## What this task involves
Take the material below and write it all out again exactly.

########

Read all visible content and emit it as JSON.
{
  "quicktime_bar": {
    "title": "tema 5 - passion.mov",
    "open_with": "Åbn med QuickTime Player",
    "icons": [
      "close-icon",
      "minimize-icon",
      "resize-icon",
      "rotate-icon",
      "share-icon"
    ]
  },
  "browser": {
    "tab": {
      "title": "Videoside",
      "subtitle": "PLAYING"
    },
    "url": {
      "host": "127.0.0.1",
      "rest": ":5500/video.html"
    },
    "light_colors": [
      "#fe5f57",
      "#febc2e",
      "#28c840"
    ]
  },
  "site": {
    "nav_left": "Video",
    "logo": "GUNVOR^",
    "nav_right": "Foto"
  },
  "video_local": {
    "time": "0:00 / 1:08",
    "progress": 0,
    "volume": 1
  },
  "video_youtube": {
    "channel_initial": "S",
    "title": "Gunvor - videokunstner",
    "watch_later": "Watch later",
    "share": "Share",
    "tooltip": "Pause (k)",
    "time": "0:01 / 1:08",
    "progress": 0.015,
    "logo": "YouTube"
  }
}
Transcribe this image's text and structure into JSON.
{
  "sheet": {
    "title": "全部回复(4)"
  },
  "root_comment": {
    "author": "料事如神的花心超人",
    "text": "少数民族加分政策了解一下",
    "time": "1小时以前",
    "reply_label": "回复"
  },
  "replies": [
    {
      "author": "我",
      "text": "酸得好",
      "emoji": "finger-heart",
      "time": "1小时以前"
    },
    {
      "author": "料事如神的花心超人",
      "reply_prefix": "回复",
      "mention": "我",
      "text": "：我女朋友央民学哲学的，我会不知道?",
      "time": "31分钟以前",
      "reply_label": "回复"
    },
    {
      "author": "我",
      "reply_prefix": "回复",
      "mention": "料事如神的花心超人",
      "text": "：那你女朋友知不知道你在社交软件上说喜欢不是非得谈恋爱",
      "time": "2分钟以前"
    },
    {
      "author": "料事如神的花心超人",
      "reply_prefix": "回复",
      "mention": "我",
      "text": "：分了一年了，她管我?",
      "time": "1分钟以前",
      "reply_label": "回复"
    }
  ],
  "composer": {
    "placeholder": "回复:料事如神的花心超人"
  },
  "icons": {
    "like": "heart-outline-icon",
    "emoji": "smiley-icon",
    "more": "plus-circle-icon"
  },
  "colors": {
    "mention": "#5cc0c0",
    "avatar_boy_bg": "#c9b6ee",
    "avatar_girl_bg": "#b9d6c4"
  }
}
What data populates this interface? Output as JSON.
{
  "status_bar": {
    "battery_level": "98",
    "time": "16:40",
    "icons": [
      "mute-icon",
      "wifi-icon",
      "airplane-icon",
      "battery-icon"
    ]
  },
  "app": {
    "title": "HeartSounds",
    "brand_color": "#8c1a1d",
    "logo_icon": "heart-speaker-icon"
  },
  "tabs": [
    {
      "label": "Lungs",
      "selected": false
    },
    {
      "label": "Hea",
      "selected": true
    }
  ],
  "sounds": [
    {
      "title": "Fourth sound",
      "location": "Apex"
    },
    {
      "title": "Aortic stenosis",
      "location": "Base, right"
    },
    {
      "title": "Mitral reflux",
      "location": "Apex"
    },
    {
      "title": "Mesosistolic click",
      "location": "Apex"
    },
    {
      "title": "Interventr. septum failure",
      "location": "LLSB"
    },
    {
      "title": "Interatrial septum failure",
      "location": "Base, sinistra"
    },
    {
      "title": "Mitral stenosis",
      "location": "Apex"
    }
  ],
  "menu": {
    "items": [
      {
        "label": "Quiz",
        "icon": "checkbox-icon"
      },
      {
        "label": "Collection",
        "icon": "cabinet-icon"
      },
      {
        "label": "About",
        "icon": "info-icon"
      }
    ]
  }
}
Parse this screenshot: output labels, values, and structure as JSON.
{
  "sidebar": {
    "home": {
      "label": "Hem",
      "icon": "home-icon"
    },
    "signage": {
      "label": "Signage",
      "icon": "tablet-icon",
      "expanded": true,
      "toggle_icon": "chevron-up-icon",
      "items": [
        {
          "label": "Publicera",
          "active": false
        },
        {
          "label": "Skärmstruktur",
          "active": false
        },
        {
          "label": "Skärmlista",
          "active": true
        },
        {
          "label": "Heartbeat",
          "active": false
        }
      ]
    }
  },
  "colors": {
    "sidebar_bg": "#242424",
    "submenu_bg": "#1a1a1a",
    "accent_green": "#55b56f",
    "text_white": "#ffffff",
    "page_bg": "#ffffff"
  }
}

########

## Exercise output
Read all visible content and emit it as JSON.
{
  "quicktime_bar": {
    "title": "tema 5 - passion.mov",
    "open_with": "Åbn med QuickTime Player",
    "icons": [
      "close-icon",
      "minimize-icon",
      "resize-icon",
      "rotate-icon",
      "share-icon"
    ]
  },
  "browser": {
    "tab": {
      "title": "Videoside",
      "subtitle": "PLAYING"
    },
    "url": {
      "host": "127.0.0.1",
      "rest": ":5500/video.html"
    },
    "light_colors": [
      "#fe5f57",
      "#febc2e",
      "#28c840"
    ]
  },
  "site": {
    "nav_left": "Video",
    "logo": "GUNVOR^",
    "nav_right": "Foto"
  },
  "video_local": {
    "time": "0:00 / 1:08",
    "progress": 0,
    "volume": 1
  },
  "video_youtube": {
    "channel_initial": "S",
    "title": "Gunvor - videokunstner",
    "watch_later": "Watch later",
    "share": "Share",
    "tooltip": "Pause (k)",
    "time": "0:01 / 1:08",
    "progress": 0.015,
    "logo": "YouTube"
  }
}
Transcribe this image's text and structure into JSON.
{
  "sheet": {
    "title": "全部回复(4)"
  },
  "root_comment": {
    "author": "料事如神的花心超人",
    "text": "少数民族加分政策了解一下",
    "time": "1小时以前",
    "reply_label": "回复"
  },
  "replies": [
    {
      "author": "我",
      "text": "酸得好",
      "emoji": "finger-heart",
      "time": "1小时以前"
    },
    {
      "author": "料事如神的花心超人",
      "reply_prefix": "回复",
      "mention": "我",
      "text": "：我女朋友央民学哲学的，我会不知道?",
      "time": "31分钟以前",
      "reply_label": "回复"
    },
    {
      "author": "我",
      "reply_prefix": "回复",
      "mention": "料事如神的花心超人",
      "text": "：那你女朋友知不知道你在社交软件上说喜欢不是非得谈恋爱",
      "time": "2分钟以前"
    },
    {
      "author": "料事如神的花心超人",
      "reply_prefix": "回复",
      "mention": "我",
      "text": "：分了一年了，她管我?",
      "time": "1分钟以前",
      "reply_label": "回复"
    }
  ],
  "composer": {
    "placeholder": "回复:料事如神的花心超人"
  },
  "icons": {
    "like": "heart-outline-icon",
    "emoji": "smiley-icon",
    "more": "plus-circle-icon"
  },
  "colors": {
    "mention": "#5cc0c0",
    "avatar_boy_bg": "#c9b6ee",
    "avatar_girl_bg": "#b9d6c4"
  }
}
What data populates this interface? Output as JSON.
{
  "status_bar": {
    "battery_level": "98",
    "time": "16:40",
    "icons": [
      "mute-icon",
      "wifi-icon",
      "airplane-icon",
      "battery-icon"
    ]
  },
  "app": {
    "title": "HeartSounds",
    "brand_color": "#8c1a1d",
    "logo_icon": "heart-speaker-icon"
  },
  "tabs": [
    {
      "label": "Lungs",
      "selected": false
    },
    {
      "label": "Hea",
      "selected": true
    }
  ],
  "sounds": [
    {
      "title": "Fourth sound",
      "location": "Apex"
    },
    {
      "title": "Aortic stenosis",
      "location": "Base, right"
    },
    {
      "title": "Mitral reflux",
      "location": "Apex"
    },
    {
      "title": "Mesosistolic click",
      "location": "Apex"
    },
    {
      "title": "Interventr. septum failure",
      "location": "LLSB"
    },
    {
      "title": "Interatrial septum failure",
      "location": "Base, sinistra"
    },
    {
      "title": "Mitral stenosis",
      "location": "Apex"
    }
  ],
  "menu": {
    "items": [
      {
        "label": "Quiz",
        "icon": "checkbox-icon"
      },
      {
        "label": "Collection",
        "icon": "cabinet-icon"
      },
      {
        "label": "About",
        "icon": "info-icon"
      }
    ]
  }
}
Parse this screenshot: output labels, values, and structure as JSON.
{
  "sidebar": {
    "home": {
      "label": "Hem",
      "icon": "home-icon"
    },
    "signage": {
      "label": "Signage",
      "icon": "tablet-icon",
      "expanded": true,
      "toggle_icon": "chevron-up-icon",
      "items": [
        {
          "label": "Publicera",
          "active": false
        },
        {
          "label": "Skärmstruktur",
          "active": false
        },
        {
          "label": "Skärmlista",
          "active": true
        },
        {
          "label": "Heartbeat",
          "active": false
        }
      ]
    }
  },
  "colors": {
    "sidebar_bg": "#242424",
    "submenu_bg": "#1a1a1a",
    "accent_green": "#55b56f",
    "text_white": "#ffffff",
    "page_bg": "#ffffff"
  }
}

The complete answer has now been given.